— Begin —
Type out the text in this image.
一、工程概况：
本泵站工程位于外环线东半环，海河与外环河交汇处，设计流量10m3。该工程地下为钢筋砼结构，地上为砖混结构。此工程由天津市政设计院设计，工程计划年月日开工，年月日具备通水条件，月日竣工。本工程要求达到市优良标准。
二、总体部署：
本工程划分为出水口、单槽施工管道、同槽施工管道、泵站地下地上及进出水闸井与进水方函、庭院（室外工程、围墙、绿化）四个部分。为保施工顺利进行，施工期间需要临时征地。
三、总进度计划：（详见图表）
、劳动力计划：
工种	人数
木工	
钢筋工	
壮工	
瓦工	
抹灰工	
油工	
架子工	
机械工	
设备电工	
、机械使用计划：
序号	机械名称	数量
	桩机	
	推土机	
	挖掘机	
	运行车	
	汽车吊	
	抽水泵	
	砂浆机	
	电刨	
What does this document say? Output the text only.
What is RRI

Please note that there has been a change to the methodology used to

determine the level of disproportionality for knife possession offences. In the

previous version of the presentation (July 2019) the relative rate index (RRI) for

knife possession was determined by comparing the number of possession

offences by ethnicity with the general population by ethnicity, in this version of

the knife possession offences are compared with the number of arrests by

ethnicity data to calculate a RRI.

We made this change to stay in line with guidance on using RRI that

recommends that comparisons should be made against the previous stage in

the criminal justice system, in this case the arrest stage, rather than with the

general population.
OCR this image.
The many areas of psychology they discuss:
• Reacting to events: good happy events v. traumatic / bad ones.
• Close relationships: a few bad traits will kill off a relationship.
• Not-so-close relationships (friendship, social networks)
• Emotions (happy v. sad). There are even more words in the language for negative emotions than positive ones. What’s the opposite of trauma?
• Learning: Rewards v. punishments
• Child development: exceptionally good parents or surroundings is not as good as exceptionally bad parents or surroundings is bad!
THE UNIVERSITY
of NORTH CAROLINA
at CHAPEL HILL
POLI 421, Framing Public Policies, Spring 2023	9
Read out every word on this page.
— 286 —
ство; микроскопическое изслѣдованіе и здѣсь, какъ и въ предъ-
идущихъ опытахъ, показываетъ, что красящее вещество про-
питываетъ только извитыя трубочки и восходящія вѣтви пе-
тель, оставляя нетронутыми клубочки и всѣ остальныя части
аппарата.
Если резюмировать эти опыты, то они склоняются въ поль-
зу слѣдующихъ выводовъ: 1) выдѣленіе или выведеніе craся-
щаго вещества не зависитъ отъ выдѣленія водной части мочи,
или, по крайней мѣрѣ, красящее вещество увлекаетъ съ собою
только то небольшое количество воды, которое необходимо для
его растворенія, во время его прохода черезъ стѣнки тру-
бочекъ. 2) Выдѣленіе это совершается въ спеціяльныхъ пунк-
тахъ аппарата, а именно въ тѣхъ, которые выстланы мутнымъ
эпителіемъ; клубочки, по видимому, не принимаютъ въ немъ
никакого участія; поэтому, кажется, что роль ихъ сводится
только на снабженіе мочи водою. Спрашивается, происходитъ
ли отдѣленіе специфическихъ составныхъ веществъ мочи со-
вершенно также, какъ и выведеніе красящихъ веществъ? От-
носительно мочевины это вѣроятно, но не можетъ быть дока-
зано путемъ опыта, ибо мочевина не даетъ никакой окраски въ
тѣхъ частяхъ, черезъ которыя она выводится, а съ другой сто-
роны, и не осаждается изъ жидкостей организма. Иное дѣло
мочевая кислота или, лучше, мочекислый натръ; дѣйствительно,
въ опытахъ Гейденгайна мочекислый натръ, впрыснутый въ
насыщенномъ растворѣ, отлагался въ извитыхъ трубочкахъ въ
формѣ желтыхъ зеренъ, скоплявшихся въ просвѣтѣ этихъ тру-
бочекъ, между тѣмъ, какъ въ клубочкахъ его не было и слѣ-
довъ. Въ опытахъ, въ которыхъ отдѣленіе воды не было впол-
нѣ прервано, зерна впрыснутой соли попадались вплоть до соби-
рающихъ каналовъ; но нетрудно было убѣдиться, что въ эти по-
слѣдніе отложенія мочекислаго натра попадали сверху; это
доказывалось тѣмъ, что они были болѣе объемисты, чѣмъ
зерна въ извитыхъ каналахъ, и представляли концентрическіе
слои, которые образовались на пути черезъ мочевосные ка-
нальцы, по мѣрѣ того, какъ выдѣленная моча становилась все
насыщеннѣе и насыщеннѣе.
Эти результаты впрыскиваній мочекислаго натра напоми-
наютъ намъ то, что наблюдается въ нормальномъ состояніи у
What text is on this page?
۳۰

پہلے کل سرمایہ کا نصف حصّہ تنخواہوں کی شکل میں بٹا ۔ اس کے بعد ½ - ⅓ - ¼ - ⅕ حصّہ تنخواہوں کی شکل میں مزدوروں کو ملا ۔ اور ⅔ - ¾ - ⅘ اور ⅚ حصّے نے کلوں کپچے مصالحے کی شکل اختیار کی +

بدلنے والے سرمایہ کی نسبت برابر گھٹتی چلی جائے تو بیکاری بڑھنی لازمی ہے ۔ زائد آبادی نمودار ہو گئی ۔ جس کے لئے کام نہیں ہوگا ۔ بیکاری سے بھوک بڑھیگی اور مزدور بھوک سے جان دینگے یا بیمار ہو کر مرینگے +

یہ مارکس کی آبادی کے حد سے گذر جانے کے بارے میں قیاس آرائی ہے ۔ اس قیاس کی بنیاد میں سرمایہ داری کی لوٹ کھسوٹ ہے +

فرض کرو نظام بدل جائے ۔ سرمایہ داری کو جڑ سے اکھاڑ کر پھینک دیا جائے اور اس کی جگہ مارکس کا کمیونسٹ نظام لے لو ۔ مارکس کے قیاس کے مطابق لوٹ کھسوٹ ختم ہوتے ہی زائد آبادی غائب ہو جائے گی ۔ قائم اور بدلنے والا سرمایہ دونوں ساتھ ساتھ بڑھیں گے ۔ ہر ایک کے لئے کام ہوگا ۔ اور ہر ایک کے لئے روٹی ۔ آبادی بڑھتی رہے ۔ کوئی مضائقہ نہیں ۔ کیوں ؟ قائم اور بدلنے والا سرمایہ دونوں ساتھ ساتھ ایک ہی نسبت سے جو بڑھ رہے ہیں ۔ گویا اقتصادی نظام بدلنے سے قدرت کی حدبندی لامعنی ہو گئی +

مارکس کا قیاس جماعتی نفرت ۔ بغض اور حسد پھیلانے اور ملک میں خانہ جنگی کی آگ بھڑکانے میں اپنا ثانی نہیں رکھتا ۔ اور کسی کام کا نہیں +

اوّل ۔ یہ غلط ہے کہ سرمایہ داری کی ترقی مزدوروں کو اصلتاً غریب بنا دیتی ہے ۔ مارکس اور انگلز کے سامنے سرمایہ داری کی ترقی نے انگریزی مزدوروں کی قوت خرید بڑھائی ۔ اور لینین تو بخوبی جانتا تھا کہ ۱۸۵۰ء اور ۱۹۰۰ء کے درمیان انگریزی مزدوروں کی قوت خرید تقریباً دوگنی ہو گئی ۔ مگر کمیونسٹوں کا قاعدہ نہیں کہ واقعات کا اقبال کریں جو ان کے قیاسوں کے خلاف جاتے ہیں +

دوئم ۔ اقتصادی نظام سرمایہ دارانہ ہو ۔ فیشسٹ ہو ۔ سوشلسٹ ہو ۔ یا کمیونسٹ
— End —
• **TASK REQUIREMENTS**: Generate an exact reproduction of all entries.

• **RESULT FOR THIS TASK**:
Type out the text in this image.
一、工程概况：
本泵站工程位于外环线东半环，海河与外环河交汇处，设计流量10m3。该工程地下为钢筋砼结构，地上为砖混结构。此工程由天津市政设计院设计，工程计划年月日开工，年月日具备通水条件，月日竣工。本工程要求达到市优良标准。
二、总体部署：
本工程划分为出水口、单槽施工管道、同槽施工管道、泵站地下地上及进出水闸井与进水方函、庭院（室外工程、围墙、绿化）四个部分。为保施工顺利进行，施工期间需要临时征地。
三、总进度计划：（详见图表）
、劳动力计划：
工种	人数
木工	
钢筋工	
壮工	
瓦工	
抹灰工	
油工	
架子工	
机械工	
设备电工	
、机械使用计划：
序号	机械名称	数量
	桩机	
	推土机	
	挖掘机	
	运行车	
	汽车吊	
	抽水泵	
	砂浆机	
	电刨	
What does this document say? Output the text only.
What is RRI

Please note that there has been a change to the methodology used to

determine the level of disproportionality for knife possession offences. In the

previous version of the presentation (July 2019) the relative rate index (RRI) for

knife possession was determined by comparing the number of possession

offences by ethnicity with the general population by ethnicity, in this version of

the knife possession offences are compared with the number of arrests by

ethnicity data to calculate a RRI.

We made this change to stay in line with guidance on using RRI that

recommends that comparisons should be made against the previous stage in

the criminal justice system, in this case the arrest stage, rather than with the

general population.
OCR this image.
The many areas of psychology they discuss:
• Reacting to events: good happy events v. traumatic / bad ones.
• Close relationships: a few bad traits will kill off a relationship.
• Not-so-close relationships (friendship, social networks)
• Emotions (happy v. sad). There are even more words in the language for negative emotions than positive ones. What’s the opposite of trauma?
• Learning: Rewards v. punishments
• Child development: exceptionally good parents or surroundings is not as good as exceptionally bad parents or surroundings is bad!
THE UNIVERSITY
of NORTH CAROLINA
at CHAPEL HILL
POLI 421, Framing Public Policies, Spring 2023	9
Read out every word on this page.
— 286 —
ство; микроскопическое изслѣдованіе и здѣсь, какъ и въ предъ-
идущихъ опытахъ, показываетъ, что красящее вещество про-
питываетъ только извитыя трубочки и восходящія вѣтви пе-
тель, оставляя нетронутыми клубочки и всѣ остальныя части
аппарата.
Если резюмировать эти опыты, то они склоняются въ поль-
зу слѣдующихъ выводовъ: 1) выдѣленіе или выведеніе craся-
щаго вещества не зависитъ отъ выдѣленія водной части мочи,
или, по крайней мѣрѣ, красящее вещество увлекаетъ съ собою
только то небольшое количество воды, которое необходимо для
его растворенія, во время его прохода черезъ стѣнки тру-
бочекъ. 2) Выдѣленіе это совершается въ спеціяльныхъ пунк-
тахъ аппарата, а именно въ тѣхъ, которые выстланы мутнымъ
эпителіемъ; клубочки, по видимому, не принимаютъ въ немъ
никакого участія; поэтому, кажется, что роль ихъ сводится
только на снабженіе мочи водою. Спрашивается, происходитъ
ли отдѣленіе специфическихъ составныхъ веществъ мочи со-
вершенно также, какъ и выведеніе красящихъ веществъ? От-
носительно мочевины это вѣроятно, но не можетъ быть дока-
зано путемъ опыта, ибо мочевина не даетъ никакой окраски въ
тѣхъ частяхъ, черезъ которыя она выводится, а съ другой сто-
роны, и не осаждается изъ жидкостей организма. Иное дѣло
мочевая кислота или, лучше, мочекислый натръ; дѣйствительно,
въ опытахъ Гейденгайна мочекислый натръ, впрыснутый въ
насыщенномъ растворѣ, отлагался въ извитыхъ трубочкахъ въ
формѣ желтыхъ зеренъ, скоплявшихся въ просвѣтѣ этихъ тру-
бочекъ, между тѣмъ, какъ въ клубочкахъ его не было и слѣ-
довъ. Въ опытахъ, въ которыхъ отдѣленіе воды не было впол-
нѣ прервано, зерна впрыснутой соли попадались вплоть до соби-
рающихъ каналовъ; но нетрудно было убѣдиться, что въ эти по-
слѣдніе отложенія мочекислаго натра попадали сверху; это
доказывалось тѣмъ, что они были болѣе объемисты, чѣмъ
зерна въ извитыхъ каналахъ, и представляли концентрическіе
слои, которые образовались на пути черезъ мочевосные ка-
нальцы, по мѣрѣ того, какъ выдѣленная моча становилась все
насыщеннѣе и насыщеннѣе.
Эти результаты впрыскиваній мочекислаго натра напоми-
наютъ намъ то, что наблюдается въ нормальномъ состояніи у
What text is on this page?
۳۰

پہلے کل سرمایہ کا نصف حصّہ تنخواہوں کی شکل میں بٹا ۔ اس کے بعد ½ - ⅓ - ¼ - ⅕ حصّہ تنخواہوں کی شکل میں مزدوروں کو ملا ۔ اور ⅔ - ¾ - ⅘ اور ⅚ حصّے نے کلوں کپچے مصالحے کی شکل اختیار کی +

بدلنے والے سرمایہ کی نسبت برابر گھٹتی چلی جائے تو بیکاری بڑھنی لازمی ہے ۔ زائد آبادی نمودار ہو گئی ۔ جس کے لئے کام نہیں ہوگا ۔ بیکاری سے بھوک بڑھیگی اور مزدور بھوک سے جان دینگے یا بیمار ہو کر مرینگے +

یہ مارکس کی آبادی کے حد سے گذر جانے کے بارے میں قیاس آرائی ہے ۔ اس قیاس کی بنیاد میں سرمایہ داری کی لوٹ کھسوٹ ہے +

فرض کرو نظام بدل جائے ۔ سرمایہ داری کو جڑ سے اکھاڑ کر پھینک دیا جائے اور اس کی جگہ مارکس کا کمیونسٹ نظام لے لو ۔ مارکس کے قیاس کے مطابق لوٹ کھسوٹ ختم ہوتے ہی زائد آبادی غائب ہو جائے گی ۔ قائم اور بدلنے والا سرمایہ دونوں ساتھ ساتھ بڑھیں گے ۔ ہر ایک کے لئے کام ہوگا ۔ اور ہر ایک کے لئے روٹی ۔ آبادی بڑھتی رہے ۔ کوئی مضائقہ نہیں ۔ کیوں ؟ قائم اور بدلنے والا سرمایہ دونوں ساتھ ساتھ ایک ہی نسبت سے جو بڑھ رہے ہیں ۔ گویا اقتصادی نظام بدلنے سے قدرت کی حدبندی لامعنی ہو گئی +

مارکس کا قیاس جماعتی نفرت ۔ بغض اور حسد پھیلانے اور ملک میں خانہ جنگی کی آگ بھڑکانے میں اپنا ثانی نہیں رکھتا ۔ اور کسی کام کا نہیں +

اوّل ۔ یہ غلط ہے کہ سرمایہ داری کی ترقی مزدوروں کو اصلتاً غریب بنا دیتی ہے ۔ مارکس اور انگلز کے سامنے سرمایہ داری کی ترقی نے انگریزی مزدوروں کی قوت خرید بڑھائی ۔ اور لینین تو بخوبی جانتا تھا کہ ۱۸۵۰ء اور ۱۹۰۰ء کے درمیان انگریزی مزدوروں کی قوت خرید تقریباً دوگنی ہو گئی ۔ مگر کمیونسٹوں کا قاعدہ نہیں کہ واقعات کا اقبال کریں جو ان کے قیاسوں کے خلاف جاتے ہیں +

دوئم ۔ اقتصادی نظام سرمایہ دارانہ ہو ۔ فیشسٹ ہو ۔ سوشلسٹ ہو ۔ یا کمیونسٹ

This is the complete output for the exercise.